### REQUIREMENTS
Provide the count of lines that hold "Instituto" and no other output.

### SUPPLIED INFORMATION
[start]
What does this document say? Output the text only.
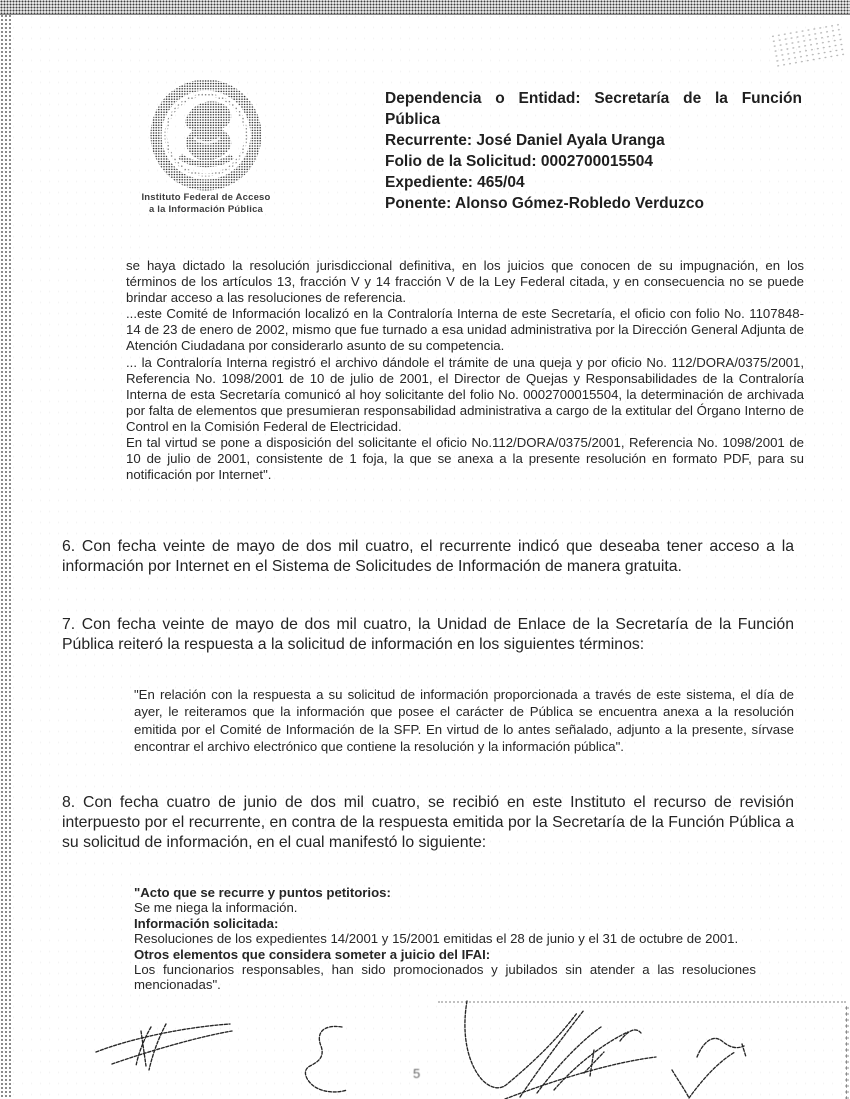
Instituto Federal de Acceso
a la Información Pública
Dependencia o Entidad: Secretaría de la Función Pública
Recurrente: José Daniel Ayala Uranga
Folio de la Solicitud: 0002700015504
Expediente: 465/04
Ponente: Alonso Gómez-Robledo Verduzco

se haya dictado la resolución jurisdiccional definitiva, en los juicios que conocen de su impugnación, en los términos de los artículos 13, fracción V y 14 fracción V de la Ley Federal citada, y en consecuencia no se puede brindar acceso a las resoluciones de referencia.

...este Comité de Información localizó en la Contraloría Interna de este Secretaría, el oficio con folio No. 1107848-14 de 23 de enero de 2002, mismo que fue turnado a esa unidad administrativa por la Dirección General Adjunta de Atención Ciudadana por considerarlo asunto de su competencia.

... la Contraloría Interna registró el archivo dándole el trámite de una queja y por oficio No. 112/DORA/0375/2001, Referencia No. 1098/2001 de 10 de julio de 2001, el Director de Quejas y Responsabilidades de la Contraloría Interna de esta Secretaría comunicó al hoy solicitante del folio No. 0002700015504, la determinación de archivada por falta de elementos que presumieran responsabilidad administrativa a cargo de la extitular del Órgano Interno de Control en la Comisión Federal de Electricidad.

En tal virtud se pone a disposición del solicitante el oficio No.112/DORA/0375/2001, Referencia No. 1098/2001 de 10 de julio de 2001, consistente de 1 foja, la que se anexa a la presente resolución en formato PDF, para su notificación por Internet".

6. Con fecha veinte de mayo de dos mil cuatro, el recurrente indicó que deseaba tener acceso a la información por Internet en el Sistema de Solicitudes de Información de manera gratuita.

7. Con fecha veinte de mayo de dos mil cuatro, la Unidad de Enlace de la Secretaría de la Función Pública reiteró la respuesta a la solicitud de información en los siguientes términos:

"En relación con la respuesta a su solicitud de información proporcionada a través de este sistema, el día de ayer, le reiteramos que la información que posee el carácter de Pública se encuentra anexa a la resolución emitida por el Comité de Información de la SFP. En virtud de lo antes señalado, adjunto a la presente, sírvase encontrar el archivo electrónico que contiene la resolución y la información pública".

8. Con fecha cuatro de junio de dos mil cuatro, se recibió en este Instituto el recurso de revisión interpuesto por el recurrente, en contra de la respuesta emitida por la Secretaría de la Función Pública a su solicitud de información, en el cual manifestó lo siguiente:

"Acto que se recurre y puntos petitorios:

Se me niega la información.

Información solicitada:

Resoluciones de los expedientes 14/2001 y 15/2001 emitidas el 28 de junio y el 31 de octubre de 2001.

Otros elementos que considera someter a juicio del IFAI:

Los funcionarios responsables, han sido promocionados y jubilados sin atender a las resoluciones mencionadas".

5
[end]
### WRITTEN SOLUTION
2